A run of records:
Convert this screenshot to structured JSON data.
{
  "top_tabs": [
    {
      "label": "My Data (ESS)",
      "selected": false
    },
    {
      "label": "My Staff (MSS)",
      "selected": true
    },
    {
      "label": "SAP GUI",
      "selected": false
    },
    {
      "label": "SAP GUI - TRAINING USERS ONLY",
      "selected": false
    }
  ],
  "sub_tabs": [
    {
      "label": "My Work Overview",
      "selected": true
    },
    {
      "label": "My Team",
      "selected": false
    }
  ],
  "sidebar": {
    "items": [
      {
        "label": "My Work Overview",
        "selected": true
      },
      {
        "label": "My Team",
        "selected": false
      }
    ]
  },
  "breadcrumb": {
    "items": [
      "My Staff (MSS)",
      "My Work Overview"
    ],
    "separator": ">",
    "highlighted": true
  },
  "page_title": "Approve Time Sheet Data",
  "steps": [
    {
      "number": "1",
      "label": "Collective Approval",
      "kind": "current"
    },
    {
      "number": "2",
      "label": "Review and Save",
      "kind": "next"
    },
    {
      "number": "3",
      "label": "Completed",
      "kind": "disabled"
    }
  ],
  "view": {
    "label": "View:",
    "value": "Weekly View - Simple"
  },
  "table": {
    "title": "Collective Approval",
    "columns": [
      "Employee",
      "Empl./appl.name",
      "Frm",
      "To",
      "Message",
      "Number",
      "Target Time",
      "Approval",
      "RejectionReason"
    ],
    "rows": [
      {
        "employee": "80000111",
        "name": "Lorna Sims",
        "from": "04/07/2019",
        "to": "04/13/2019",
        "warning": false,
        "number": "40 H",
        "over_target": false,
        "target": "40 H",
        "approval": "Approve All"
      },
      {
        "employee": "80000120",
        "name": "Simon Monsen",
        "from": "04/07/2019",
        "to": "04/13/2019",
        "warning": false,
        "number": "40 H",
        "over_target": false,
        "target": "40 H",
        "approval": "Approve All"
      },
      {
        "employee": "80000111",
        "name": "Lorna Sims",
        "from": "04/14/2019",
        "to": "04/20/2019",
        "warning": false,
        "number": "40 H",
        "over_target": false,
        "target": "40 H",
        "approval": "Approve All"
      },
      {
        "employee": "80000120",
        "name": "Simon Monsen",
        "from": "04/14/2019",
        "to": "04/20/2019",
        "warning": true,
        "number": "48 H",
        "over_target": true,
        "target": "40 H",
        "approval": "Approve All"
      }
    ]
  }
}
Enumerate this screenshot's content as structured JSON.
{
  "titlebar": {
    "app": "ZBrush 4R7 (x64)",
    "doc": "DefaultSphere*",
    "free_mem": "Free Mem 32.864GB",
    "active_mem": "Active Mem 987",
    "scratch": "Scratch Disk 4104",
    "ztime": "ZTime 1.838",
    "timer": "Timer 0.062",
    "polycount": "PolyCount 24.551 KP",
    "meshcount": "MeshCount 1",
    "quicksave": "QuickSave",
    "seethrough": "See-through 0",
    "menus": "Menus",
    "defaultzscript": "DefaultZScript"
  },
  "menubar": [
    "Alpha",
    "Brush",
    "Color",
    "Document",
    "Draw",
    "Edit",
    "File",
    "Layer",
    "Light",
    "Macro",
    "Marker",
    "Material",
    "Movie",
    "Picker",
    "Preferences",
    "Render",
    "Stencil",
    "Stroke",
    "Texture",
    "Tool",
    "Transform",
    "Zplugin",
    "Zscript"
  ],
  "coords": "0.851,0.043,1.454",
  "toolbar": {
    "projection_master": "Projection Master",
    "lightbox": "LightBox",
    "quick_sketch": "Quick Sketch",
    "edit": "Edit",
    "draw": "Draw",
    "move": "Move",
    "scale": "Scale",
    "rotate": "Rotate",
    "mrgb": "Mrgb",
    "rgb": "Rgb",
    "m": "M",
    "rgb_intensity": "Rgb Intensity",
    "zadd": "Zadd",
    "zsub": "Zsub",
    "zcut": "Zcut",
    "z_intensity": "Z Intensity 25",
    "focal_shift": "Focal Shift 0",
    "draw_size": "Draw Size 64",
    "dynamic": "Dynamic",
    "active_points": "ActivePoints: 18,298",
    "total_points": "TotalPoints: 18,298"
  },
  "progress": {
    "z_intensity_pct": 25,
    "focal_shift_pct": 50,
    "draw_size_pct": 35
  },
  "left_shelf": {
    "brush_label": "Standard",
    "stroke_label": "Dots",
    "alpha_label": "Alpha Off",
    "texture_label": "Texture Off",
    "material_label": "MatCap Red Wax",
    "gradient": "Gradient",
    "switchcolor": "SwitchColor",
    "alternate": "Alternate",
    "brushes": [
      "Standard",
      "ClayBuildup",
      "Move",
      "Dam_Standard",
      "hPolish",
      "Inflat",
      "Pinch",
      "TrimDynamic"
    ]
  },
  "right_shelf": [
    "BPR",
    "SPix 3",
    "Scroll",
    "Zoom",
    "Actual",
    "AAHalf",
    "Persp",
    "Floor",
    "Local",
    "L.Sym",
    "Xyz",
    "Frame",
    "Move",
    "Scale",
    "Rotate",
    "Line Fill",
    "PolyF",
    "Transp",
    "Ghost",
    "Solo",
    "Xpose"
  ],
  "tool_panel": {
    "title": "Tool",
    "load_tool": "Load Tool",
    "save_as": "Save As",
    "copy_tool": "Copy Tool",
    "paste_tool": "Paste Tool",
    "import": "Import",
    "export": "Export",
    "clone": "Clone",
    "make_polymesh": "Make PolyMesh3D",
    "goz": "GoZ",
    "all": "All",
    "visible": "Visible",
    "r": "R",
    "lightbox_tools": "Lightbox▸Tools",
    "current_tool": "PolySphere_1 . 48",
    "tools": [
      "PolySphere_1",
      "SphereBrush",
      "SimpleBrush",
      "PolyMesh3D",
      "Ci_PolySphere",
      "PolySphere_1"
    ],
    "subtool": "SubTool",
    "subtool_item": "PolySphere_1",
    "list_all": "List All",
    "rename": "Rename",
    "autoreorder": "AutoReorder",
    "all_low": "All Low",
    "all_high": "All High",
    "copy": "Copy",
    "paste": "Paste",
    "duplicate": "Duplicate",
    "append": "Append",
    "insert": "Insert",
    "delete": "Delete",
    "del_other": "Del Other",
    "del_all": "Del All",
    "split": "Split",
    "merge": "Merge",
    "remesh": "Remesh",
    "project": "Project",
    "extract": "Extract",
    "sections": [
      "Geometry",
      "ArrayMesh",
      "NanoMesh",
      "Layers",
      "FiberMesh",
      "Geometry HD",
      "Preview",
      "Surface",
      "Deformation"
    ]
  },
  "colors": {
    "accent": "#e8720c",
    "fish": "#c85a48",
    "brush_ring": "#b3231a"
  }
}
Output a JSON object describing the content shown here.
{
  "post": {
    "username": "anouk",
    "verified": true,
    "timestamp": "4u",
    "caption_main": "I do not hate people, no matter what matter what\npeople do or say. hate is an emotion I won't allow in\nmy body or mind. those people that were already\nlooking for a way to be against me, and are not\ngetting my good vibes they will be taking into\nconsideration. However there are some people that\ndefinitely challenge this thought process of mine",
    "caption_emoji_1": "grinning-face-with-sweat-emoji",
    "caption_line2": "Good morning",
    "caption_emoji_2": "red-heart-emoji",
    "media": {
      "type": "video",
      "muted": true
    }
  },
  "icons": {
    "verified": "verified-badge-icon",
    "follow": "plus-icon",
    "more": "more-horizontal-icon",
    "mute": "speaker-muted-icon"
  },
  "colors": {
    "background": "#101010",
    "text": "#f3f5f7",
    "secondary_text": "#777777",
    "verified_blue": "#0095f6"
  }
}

### Required task
For the string "Work", count the lines of the entries above that include it; answer with the number only.

### Exercise response
3